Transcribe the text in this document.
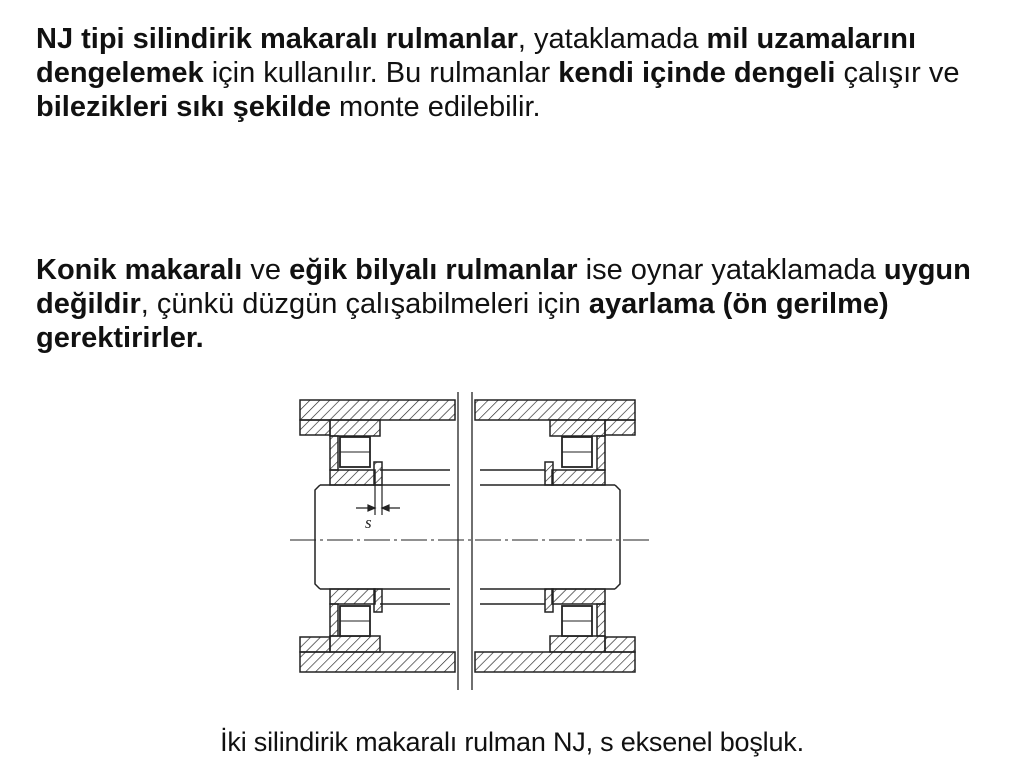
NJ tipi silindirik makaralı rulmanlar, yataklamada mil uzamalarını dengelemek için kullanılır. Bu rulmanlar kendi içinde dengeli çalışır ve bilezikleri sıkı şekilde monte edilebilir.

Konik makaralı ve eğik bilyalı rulmanlar ise oynar yataklamada uygun değildir, çünkü düzgün çalışabilmeleri için ayarlama (ön gerilme) gerektirirler.

s
İki silindirik makaralı rulman NJ, s eksenel boşluk.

• • • • •

**Directive:** Copy the data word for word. Pictures do not go in the copy.

**Result of this task:**
Transcribe the text in this document.
NJ tipi silindirik makaralı rulmanlar, yataklamada mil uzamalarını dengelemek için kullanılır. Bu rulmanlar kendi içinde dengeli çalışır ve bilezikleri sıkı şekilde monte edilebilir.

Konik makaralı ve eğik bilyalı rulmanlar ise oynar yataklamada uygun değildir, çünkü düzgün çalışabilmeleri için ayarlama (ön gerilme) gerektirirler.

s
İki silindirik makaralı rulman NJ, s eksenel boşluk.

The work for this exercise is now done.